[Stored records]
+ + + + +
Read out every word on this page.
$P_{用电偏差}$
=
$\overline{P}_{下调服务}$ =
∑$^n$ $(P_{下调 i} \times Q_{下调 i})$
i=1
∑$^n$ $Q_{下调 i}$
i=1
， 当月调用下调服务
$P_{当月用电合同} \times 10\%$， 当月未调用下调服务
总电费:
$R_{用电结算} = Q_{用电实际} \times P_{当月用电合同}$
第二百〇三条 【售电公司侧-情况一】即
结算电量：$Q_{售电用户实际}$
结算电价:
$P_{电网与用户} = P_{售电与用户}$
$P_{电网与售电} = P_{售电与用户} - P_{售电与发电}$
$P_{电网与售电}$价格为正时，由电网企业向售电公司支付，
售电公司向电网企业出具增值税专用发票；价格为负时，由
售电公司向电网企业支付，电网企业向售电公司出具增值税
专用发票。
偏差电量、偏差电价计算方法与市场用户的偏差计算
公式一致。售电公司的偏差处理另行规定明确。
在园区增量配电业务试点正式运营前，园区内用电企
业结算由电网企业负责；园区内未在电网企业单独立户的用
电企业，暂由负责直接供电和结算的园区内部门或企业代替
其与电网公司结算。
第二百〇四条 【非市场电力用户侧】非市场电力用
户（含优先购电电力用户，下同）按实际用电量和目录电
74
+ + + + +
**Exercise task:** Report how many lines of the listing above include the word "times". Say nothing but the number.

**Task response:** 3